DO THIS:
Rewrite the lines between the line containing "List all visible" and the line containing "- data-point: [1311, 1071, 1319, 1080]", inclusive, with every "data-point" renamed to "marker" and all else unchanged. Leave the pictures out of your answer.

EXTRACTED RECORDS:
-*-

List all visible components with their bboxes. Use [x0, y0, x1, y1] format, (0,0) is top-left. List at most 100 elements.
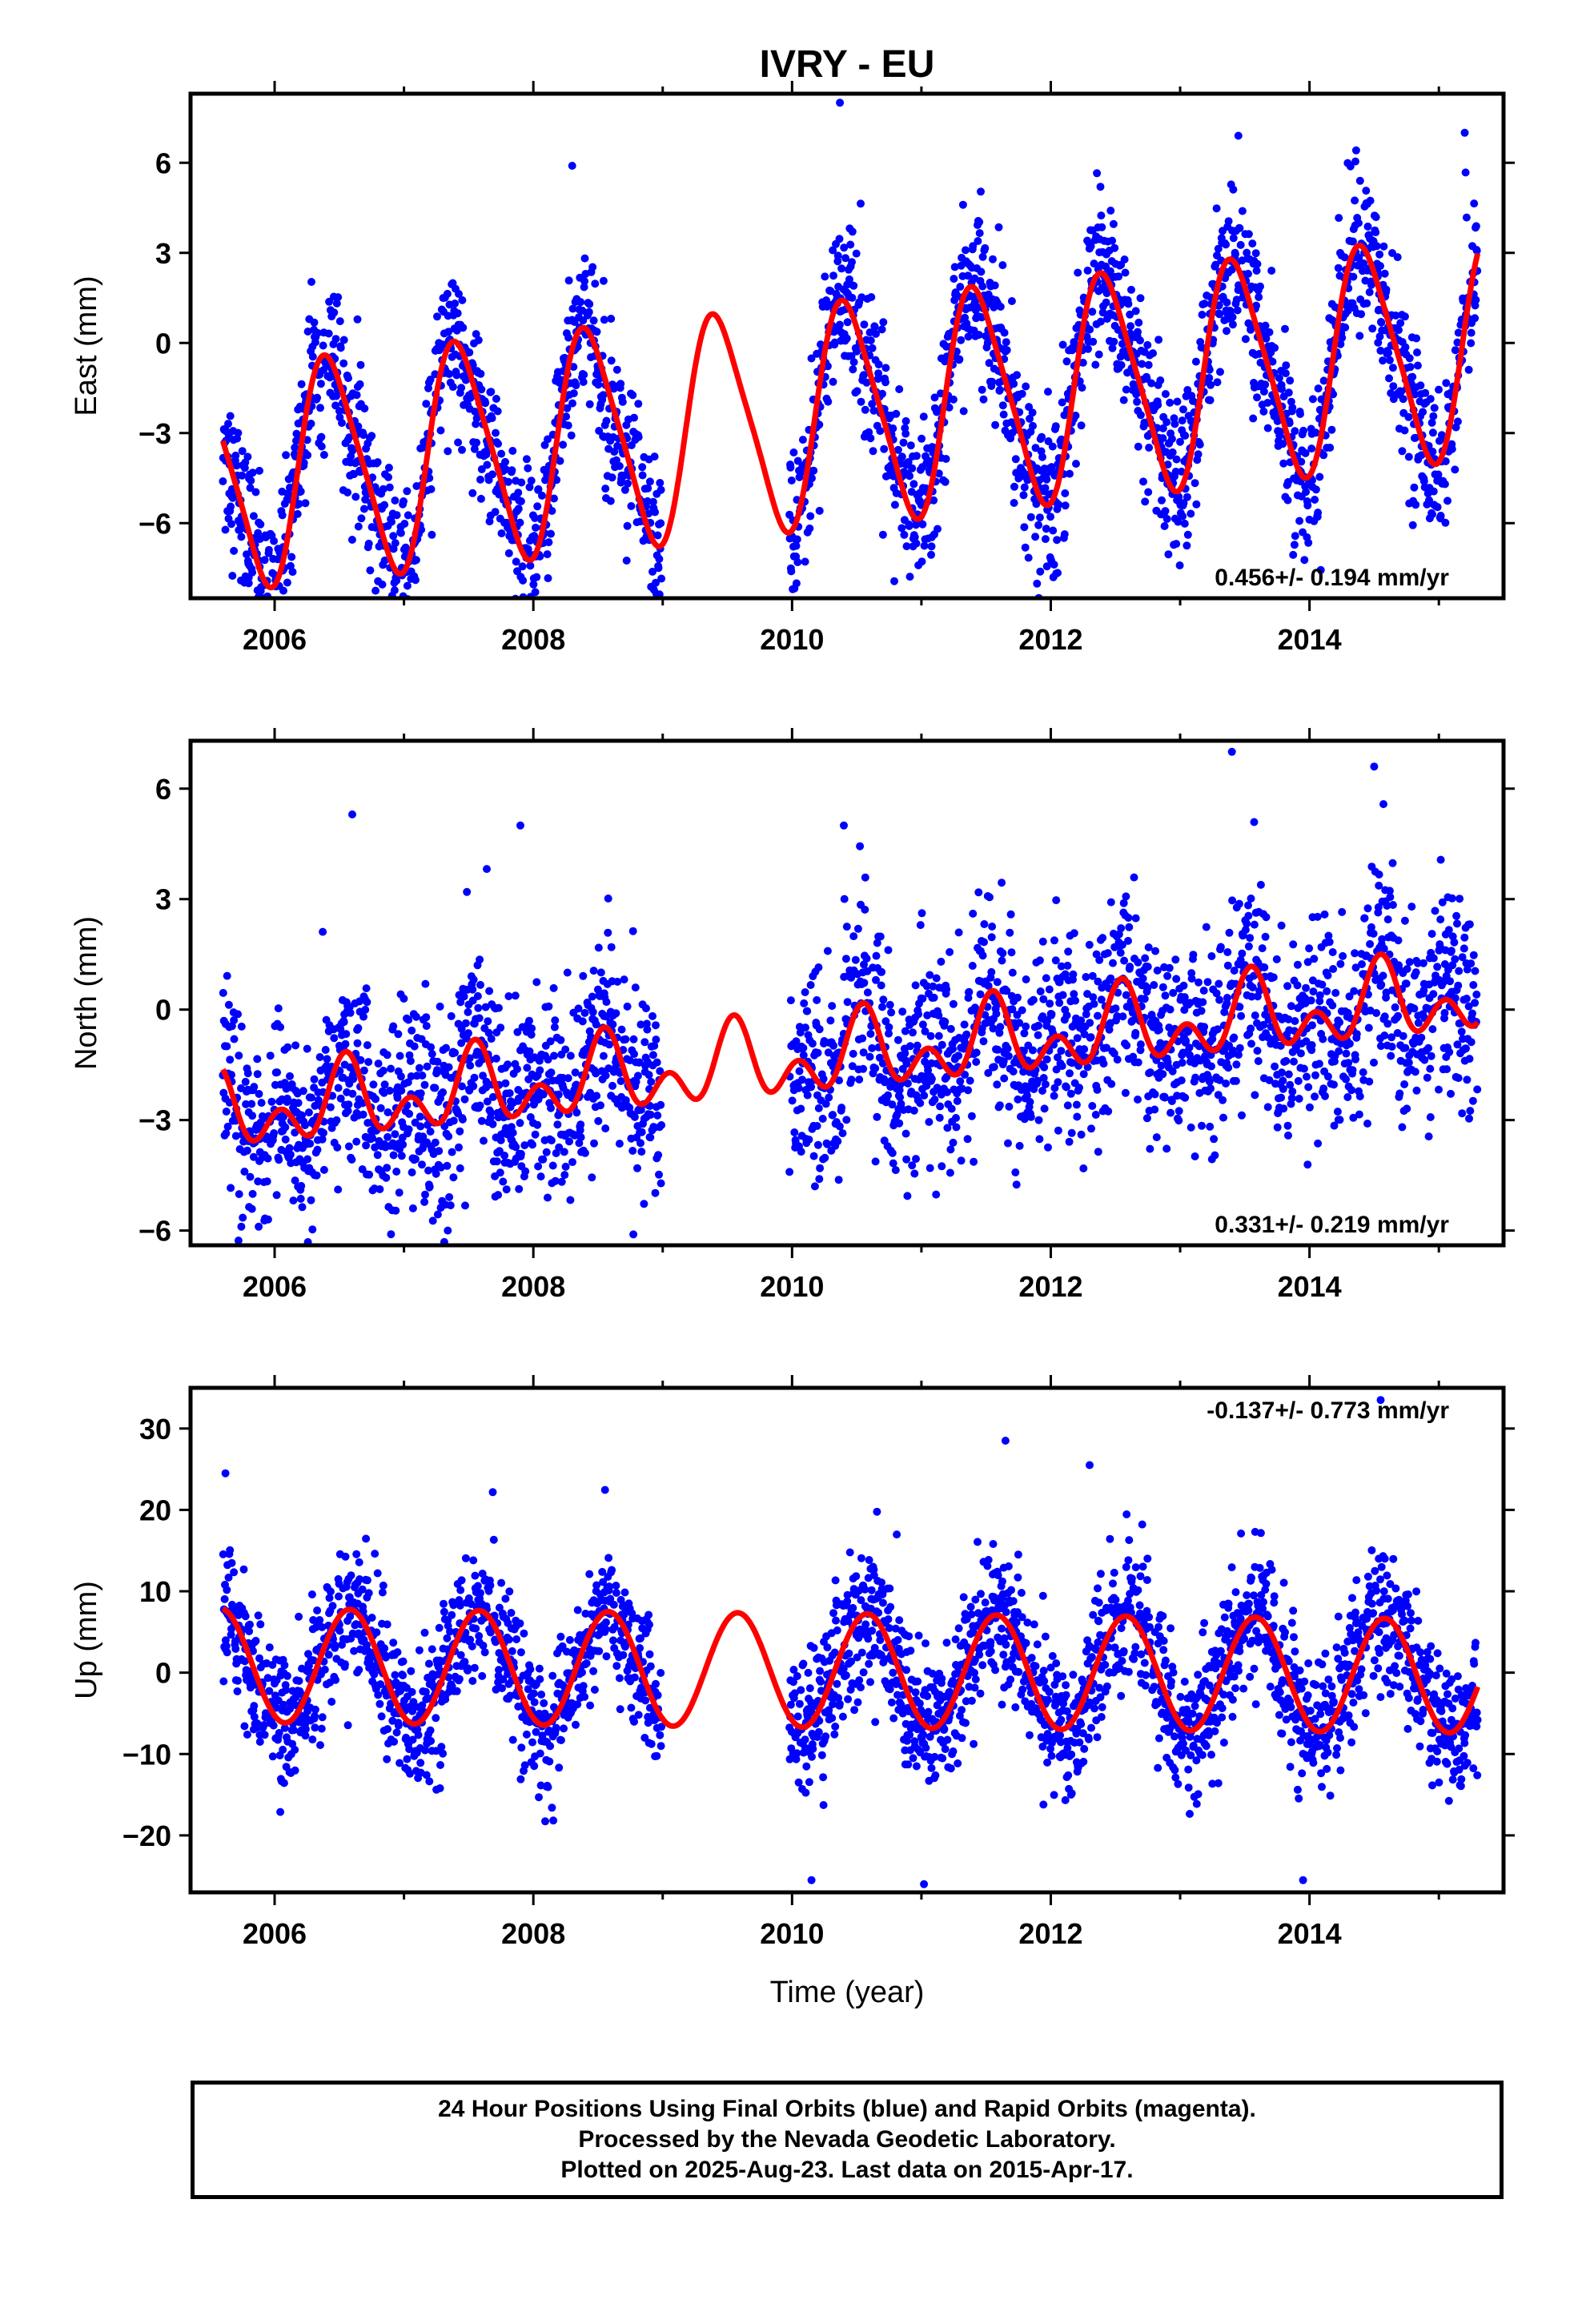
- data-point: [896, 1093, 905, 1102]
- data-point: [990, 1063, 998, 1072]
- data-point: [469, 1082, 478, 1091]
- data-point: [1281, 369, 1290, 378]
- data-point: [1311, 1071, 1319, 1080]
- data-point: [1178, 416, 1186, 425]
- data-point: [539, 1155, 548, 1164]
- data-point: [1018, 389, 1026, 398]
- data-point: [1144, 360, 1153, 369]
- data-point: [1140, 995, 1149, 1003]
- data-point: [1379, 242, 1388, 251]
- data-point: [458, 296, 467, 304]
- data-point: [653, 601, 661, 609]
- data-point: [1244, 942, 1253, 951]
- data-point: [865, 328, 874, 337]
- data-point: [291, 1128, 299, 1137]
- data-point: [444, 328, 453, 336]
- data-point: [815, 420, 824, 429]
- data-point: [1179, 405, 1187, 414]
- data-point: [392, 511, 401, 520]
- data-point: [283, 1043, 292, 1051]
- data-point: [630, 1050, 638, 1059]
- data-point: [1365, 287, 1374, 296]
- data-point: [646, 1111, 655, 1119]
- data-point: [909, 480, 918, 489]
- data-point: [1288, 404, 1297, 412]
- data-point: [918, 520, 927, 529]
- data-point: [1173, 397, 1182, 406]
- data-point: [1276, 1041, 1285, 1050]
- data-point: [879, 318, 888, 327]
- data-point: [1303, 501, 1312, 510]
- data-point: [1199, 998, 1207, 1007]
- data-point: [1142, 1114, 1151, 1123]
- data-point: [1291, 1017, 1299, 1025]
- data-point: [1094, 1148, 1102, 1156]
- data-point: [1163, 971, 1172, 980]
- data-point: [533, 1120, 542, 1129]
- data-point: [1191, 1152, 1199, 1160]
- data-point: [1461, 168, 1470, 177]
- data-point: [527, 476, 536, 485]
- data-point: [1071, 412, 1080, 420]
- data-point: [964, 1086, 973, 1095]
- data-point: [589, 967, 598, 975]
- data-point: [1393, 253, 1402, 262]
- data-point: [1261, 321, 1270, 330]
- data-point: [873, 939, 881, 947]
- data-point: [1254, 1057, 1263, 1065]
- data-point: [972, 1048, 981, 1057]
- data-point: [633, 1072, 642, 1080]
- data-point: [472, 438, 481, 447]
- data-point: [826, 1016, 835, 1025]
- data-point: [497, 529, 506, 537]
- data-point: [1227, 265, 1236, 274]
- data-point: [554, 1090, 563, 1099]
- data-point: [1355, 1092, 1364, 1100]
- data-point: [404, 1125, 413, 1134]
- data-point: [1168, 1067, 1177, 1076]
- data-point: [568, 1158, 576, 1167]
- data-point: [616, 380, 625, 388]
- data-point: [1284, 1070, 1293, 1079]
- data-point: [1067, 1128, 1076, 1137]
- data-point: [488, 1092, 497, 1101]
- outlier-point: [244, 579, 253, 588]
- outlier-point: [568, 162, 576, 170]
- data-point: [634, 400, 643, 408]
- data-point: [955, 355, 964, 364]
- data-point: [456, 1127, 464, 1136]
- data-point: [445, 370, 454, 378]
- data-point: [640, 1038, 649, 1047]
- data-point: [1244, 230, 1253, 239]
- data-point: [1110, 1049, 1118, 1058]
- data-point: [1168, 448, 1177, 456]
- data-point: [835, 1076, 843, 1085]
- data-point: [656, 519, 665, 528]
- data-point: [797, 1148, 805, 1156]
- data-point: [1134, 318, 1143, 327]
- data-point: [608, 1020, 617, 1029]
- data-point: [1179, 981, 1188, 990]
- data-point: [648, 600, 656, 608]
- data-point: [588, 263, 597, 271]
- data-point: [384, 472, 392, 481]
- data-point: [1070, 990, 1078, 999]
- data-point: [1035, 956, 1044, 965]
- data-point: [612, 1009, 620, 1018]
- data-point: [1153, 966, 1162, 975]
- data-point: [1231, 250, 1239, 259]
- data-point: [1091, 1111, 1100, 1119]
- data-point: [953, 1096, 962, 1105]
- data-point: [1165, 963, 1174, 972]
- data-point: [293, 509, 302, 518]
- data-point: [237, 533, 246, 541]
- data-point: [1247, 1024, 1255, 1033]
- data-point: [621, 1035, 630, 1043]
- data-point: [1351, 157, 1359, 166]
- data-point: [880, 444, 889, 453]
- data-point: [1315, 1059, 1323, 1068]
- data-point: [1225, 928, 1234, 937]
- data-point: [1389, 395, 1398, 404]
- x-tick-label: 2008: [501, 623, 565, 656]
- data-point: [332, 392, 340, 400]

-*-

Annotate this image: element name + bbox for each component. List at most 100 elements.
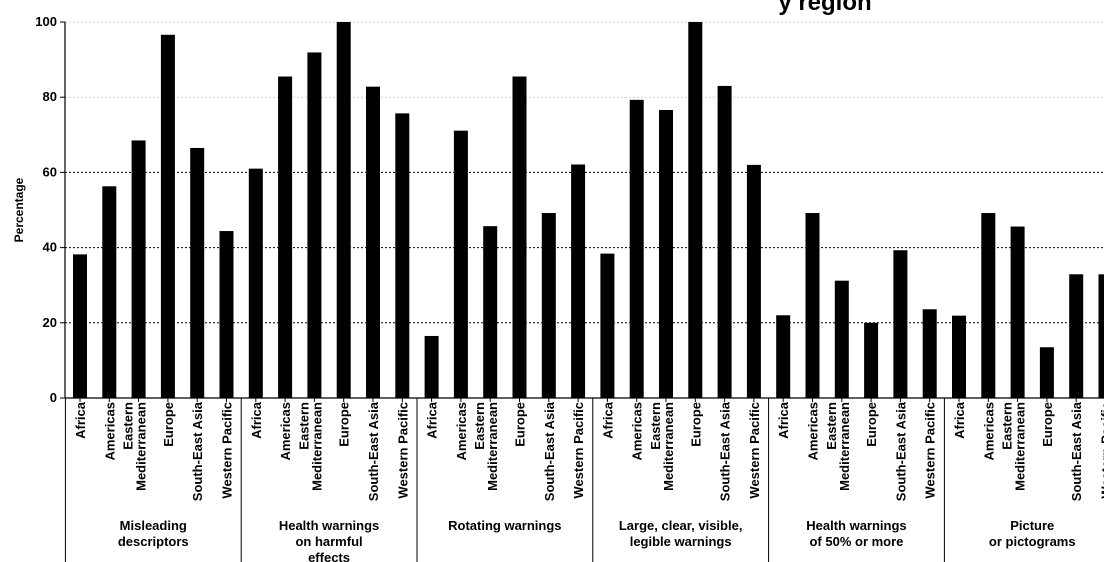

-*-

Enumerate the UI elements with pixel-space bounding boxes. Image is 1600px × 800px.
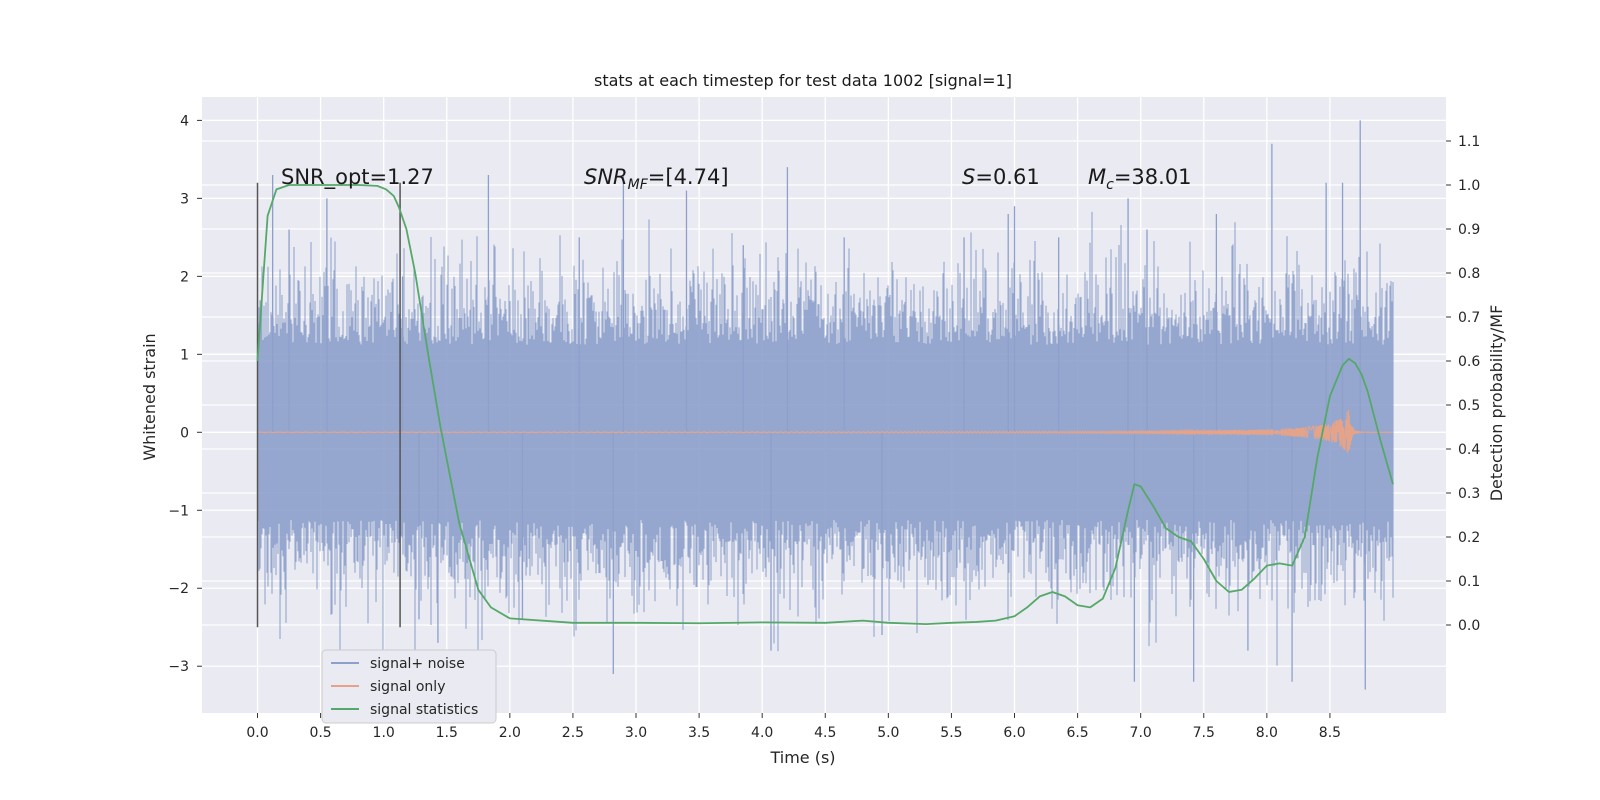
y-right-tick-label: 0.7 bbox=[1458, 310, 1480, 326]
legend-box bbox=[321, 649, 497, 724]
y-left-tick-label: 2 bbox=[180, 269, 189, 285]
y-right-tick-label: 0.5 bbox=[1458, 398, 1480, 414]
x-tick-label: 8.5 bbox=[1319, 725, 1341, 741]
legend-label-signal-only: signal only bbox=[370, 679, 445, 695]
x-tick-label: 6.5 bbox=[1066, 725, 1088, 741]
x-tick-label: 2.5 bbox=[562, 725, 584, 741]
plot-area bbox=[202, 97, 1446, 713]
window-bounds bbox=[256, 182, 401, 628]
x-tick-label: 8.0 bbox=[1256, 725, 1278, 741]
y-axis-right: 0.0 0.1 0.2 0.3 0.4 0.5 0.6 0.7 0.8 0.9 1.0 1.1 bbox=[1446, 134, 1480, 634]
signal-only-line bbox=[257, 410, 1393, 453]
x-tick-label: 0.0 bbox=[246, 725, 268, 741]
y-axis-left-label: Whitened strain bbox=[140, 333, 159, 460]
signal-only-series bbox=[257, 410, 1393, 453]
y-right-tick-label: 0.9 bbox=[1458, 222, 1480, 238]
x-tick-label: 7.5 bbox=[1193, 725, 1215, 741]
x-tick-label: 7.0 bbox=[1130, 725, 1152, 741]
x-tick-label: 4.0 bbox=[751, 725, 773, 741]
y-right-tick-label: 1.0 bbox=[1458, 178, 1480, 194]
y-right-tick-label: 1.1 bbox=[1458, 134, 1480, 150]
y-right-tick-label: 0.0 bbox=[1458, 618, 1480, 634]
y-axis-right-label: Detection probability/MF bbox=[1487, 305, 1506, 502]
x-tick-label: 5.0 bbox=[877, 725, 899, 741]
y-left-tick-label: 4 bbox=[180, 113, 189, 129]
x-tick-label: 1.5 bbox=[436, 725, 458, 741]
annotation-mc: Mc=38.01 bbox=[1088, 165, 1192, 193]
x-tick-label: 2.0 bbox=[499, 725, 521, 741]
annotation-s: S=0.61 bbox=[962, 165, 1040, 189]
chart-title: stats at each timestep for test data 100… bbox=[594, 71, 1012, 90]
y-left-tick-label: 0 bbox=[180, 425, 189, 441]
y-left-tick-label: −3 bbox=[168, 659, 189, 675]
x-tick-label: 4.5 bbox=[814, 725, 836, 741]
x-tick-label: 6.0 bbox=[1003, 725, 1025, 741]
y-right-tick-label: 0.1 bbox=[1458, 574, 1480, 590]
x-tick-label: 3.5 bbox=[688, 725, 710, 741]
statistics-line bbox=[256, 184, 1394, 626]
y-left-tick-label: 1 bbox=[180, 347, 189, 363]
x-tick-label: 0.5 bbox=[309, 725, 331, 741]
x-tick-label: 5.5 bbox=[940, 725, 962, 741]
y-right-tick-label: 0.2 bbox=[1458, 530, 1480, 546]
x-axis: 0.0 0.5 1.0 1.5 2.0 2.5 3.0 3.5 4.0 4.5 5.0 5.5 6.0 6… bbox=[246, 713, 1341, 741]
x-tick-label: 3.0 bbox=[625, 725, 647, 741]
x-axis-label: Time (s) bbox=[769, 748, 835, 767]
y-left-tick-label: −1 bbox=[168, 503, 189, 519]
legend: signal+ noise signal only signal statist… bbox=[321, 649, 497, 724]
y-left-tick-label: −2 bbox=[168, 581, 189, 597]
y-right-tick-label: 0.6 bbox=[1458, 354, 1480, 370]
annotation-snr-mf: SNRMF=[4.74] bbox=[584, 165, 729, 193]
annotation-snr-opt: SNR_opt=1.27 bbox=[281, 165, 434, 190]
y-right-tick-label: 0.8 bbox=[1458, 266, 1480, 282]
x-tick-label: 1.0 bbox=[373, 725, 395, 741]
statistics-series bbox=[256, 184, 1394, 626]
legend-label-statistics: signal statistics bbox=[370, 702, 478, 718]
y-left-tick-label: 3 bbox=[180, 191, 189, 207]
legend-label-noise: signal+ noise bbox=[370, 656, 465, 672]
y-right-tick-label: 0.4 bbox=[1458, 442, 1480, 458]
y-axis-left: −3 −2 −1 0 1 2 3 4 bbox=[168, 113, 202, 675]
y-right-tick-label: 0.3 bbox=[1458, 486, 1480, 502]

-*-

EXERCISE RESPONSE:
List all visible components with their bboxes. Use [x0, y0, x1, y1] format, (0,0) is top-left. List at most 100 elements.
- marker: [896, 1093, 905, 1102]
- marker: [990, 1063, 998, 1072]
- marker: [469, 1082, 478, 1091]
- marker: [1281, 369, 1290, 378]
- marker: [1311, 1071, 1319, 1080]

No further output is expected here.